- **Directive**
Write out all of the entries that follow, word for word, but skip the pictures.

- **Recorded information**
--- start ---

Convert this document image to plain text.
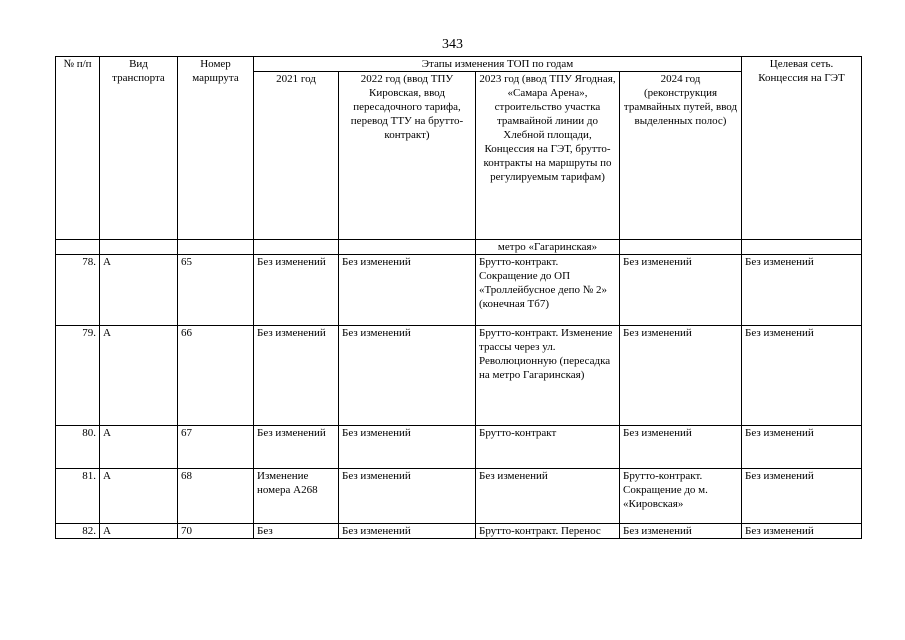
343
№ п/п	Вид транспорта	Номер маршрута	Этапы изменения ТОП по годам				Целевая сеть. Концессия на ГЭТ
			2021 год	2022 год (ввод ТПУ Кировская, ввод пересадочного тарифа, перевод ТТУ на брутто-контракт)	2023 год (ввод ТПУ Ягодная, «Самара Арена», строительство участка трамвайной линии до Хлебной площади, Концессия на ГЭТ, брутто-контракты на маршруты по регулируемым тарифам)	2024 год (реконструкция трамвайных путей, ввод выделенных полос)	
					метро «Гагаринская»		
78.	А	65	Без изменений	Без изменений	Брутто-контракт. Сокращение до ОП «Троллейбусное депо № 2» (конечная Тб7)	Без изменений	Без изменений
79.	А	66	Без изменений	Без изменений	Брутто-контракт. Изменение трассы через ул. Революционную (пересадка на метро Гагаринская)	Без изменений	Без изменений
80.	А	67	Без изменений	Без изменений	Брутто-контракт	Без изменений	Без изменений
81.	А	68	Изменение номера А268	Без изменений	Без изменений	Брутто-контракт. Сокращение до м. «Кировская»	Без изменений
82.	А	70	Без	Без изменений	Брутто-контракт. Перенос	Без изменений	Без изменений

--- end ---

- **Answer for this exercise**
Convert this document image to plain text.
343
№ п/п	Вид транспорта	Номер маршрута	Этапы изменения ТОП по годам				Целевая сеть. Концессия на ГЭТ
			2021 год	2022 год (ввод ТПУ Кировская, ввод пересадочного тарифа, перевод ТТУ на брутто-контракт)	2023 год (ввод ТПУ Ягодная, «Самара Арена», строительство участка трамвайной линии до Хлебной площади, Концессия на ГЭТ, брутто-контракты на маршруты по регулируемым тарифам)	2024 год (реконструкция трамвайных путей, ввод выделенных полос)	
					метро «Гагаринская»		
78.	А	65	Без изменений	Без изменений	Брутто-контракт. Сокращение до ОП «Троллейбусное депо № 2» (конечная Тб7)	Без изменений	Без изменений
79.	А	66	Без изменений	Без изменений	Брутто-контракт. Изменение трассы через ул. Революционную (пересадка на метро Гагаринская)	Без изменений	Без изменений
80.	А	67	Без изменений	Без изменений	Брутто-контракт	Без изменений	Без изменений
81.	А	68	Изменение номера А268	Без изменений	Без изменений	Брутто-контракт. Сокращение до м. «Кировская»	Без изменений
82.	А	70	Без	Без изменений	Брутто-контракт. Перенос	Без изменений	Без изменений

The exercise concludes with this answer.